- [Task details]
Will you transcribe the entries that follow, exactly and in full?

--- START Input for this task ---

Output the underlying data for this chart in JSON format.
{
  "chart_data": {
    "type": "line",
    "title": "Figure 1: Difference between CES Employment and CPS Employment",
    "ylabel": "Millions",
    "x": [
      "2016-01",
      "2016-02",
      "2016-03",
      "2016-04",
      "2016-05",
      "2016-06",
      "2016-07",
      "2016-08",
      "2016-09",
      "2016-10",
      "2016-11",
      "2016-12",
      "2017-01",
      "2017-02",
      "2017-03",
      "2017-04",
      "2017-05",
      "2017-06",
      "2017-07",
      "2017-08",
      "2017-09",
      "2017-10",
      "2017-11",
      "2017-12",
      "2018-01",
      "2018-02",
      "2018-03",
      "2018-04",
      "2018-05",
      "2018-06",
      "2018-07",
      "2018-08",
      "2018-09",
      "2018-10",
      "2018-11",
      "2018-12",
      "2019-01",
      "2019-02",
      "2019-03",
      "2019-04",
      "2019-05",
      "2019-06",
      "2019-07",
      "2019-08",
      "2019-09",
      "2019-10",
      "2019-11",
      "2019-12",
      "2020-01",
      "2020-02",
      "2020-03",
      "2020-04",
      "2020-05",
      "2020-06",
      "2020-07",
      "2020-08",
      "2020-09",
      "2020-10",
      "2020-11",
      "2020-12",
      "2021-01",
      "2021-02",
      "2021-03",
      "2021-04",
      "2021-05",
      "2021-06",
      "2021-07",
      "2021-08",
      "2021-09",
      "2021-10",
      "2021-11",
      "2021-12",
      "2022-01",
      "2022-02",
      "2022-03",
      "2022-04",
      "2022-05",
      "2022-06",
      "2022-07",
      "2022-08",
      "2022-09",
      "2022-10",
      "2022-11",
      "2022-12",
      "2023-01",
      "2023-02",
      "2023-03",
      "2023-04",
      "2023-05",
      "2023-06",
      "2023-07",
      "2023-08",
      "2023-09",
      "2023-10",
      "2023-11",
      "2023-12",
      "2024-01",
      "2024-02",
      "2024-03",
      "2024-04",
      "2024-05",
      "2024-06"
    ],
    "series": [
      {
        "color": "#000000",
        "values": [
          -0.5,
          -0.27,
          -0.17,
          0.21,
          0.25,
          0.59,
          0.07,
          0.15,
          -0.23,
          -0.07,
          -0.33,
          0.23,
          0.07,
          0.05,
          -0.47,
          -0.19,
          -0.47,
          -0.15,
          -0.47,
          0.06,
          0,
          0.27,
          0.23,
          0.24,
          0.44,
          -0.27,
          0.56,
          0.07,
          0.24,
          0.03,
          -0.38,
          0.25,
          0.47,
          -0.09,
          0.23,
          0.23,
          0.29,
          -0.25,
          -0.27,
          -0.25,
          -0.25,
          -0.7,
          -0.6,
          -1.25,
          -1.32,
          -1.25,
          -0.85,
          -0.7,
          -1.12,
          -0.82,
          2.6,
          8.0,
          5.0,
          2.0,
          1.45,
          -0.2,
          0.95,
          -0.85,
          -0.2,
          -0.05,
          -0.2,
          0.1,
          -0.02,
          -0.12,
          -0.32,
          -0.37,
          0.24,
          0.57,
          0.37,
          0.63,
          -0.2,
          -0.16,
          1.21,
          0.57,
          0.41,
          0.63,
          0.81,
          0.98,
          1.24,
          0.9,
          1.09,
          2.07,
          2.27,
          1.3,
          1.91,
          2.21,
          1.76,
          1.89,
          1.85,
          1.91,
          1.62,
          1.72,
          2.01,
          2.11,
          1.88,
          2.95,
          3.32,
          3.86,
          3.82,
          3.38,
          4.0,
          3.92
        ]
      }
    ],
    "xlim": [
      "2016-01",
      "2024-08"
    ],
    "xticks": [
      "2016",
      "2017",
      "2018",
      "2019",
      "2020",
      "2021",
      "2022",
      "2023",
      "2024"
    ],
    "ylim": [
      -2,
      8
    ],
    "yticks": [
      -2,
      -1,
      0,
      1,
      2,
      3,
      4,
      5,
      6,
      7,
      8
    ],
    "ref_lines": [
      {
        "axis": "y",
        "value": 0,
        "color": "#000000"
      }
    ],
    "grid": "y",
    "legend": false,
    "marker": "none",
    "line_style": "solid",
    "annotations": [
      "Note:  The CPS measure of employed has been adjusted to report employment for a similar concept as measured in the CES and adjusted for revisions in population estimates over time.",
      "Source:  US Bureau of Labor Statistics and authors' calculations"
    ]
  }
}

--- END Input for this task ---

- [Task output]
Output the underlying data for this chart in JSON format.
{
  "chart_data": {
    "type": "line",
    "title": "Figure 1: Difference between CES Employment and CPS Employment",
    "ylabel": "Millions",
    "x": [
      "2016-01",
      "2016-02",
      "2016-03",
      "2016-04",
      "2016-05",
      "2016-06",
      "2016-07",
      "2016-08",
      "2016-09",
      "2016-10",
      "2016-11",
      "2016-12",
      "2017-01",
      "2017-02",
      "2017-03",
      "2017-04",
      "2017-05",
      "2017-06",
      "2017-07",
      "2017-08",
      "2017-09",
      "2017-10",
      "2017-11",
      "2017-12",
      "2018-01",
      "2018-02",
      "2018-03",
      "2018-04",
      "2018-05",
      "2018-06",
      "2018-07",
      "2018-08",
      "2018-09",
      "2018-10",
      "2018-11",
      "2018-12",
      "2019-01",
      "2019-02",
      "2019-03",
      "2019-04",
      "2019-05",
      "2019-06",
      "2019-07",
      "2019-08",
      "2019-09",
      "2019-10",
      "2019-11",
      "2019-12",
      "2020-01",
      "2020-02",
      "2020-03",
      "2020-04",
      "2020-05",
      "2020-06",
      "2020-07",
      "2020-08",
      "2020-09",
      "2020-10",
      "2020-11",
      "2020-12",
      "2021-01",
      "2021-02",
      "2021-03",
      "2021-04",
      "2021-05",
      "2021-06",
      "2021-07",
      "2021-08",
      "2021-09",
      "2021-10",
      "2021-11",
      "2021-12",
      "2022-01",
      "2022-02",
      "2022-03",
      "2022-04",
      "2022-05",
      "2022-06",
      "2022-07",
      "2022-08",
      "2022-09",
      "2022-10",
      "2022-11",
      "2022-12",
      "2023-01",
      "2023-02",
      "2023-03",
      "2023-04",
      "2023-05",
      "2023-06",
      "2023-07",
      "2023-08",
      "2023-09",
      "2023-10",
      "2023-11",
      "2023-12",
      "2024-01",
      "2024-02",
      "2024-03",
      "2024-04",
      "2024-05",
      "2024-06"
    ],
    "series": [
      {
        "color": "#000000",
        "values": [
          -0.5,
          -0.27,
          -0.17,
          0.21,
          0.25,
          0.59,
          0.07,
          0.15,
          -0.23,
          -0.07,
          -0.33,
          0.23,
          0.07,
          0.05,
          -0.47,
          -0.19,
          -0.47,
          -0.15,
          -0.47,
          0.06,
          0,
          0.27,
          0.23,
          0.24,
          0.44,
          -0.27,
          0.56,
          0.07,
          0.24,
          0.03,
          -0.38,
          0.25,
          0.47,
          -0.09,
          0.23,
          0.23,
          0.29,
          -0.25,
          -0.27,
          -0.25,
          -0.25,
          -0.7,
          -0.6,
          -1.25,
          -1.32,
          -1.25,
          -0.85,
          -0.7,
          -1.12,
          -0.82,
          2.6,
          8.0,
          5.0,
          2.0,
          1.45,
          -0.2,
          0.95,
          -0.85,
          -0.2,
          -0.05,
          -0.2,
          0.1,
          -0.02,
          -0.12,
          -0.32,
          -0.37,
          0.24,
          0.57,
          0.37,
          0.63,
          -0.2,
          -0.16,
          1.21,
          0.57,
          0.41,
          0.63,
          0.81,
          0.98,
          1.24,
          0.9,
          1.09,
          2.07,
          2.27,
          1.3,
          1.91,
          2.21,
          1.76,
          1.89,
          1.85,
          1.91,
          1.62,
          1.72,
          2.01,
          2.11,
          1.88,
          2.95,
          3.32,
          3.86,
          3.82,
          3.38,
          4.0,
          3.92
        ]
      }
    ],
    "xlim": [
      "2016-01",
      "2024-08"
    ],
    "xticks": [
      "2016",
      "2017",
      "2018",
      "2019",
      "2020",
      "2021",
      "2022",
      "2023",
      "2024"
    ],
    "ylim": [
      -2,
      8
    ],
    "yticks": [
      -2,
      -1,
      0,
      1,
      2,
      3,
      4,
      5,
      6,
      7,
      8
    ],
    "ref_lines": [
      {
        "axis": "y",
        "value": 0,
        "color": "#000000"
      }
    ],
    "grid": "y",
    "legend": false,
    "marker": "none",
    "line_style": "solid",
    "annotations": [
      "Note:  The CPS measure of employed has been adjusted to report employment for a similar concept as measured in the CES and adjusted for revisions in population estimates over time.",
      "Source:  US Bureau of Labor Statistics and authors' calculations"
    ]
  }
}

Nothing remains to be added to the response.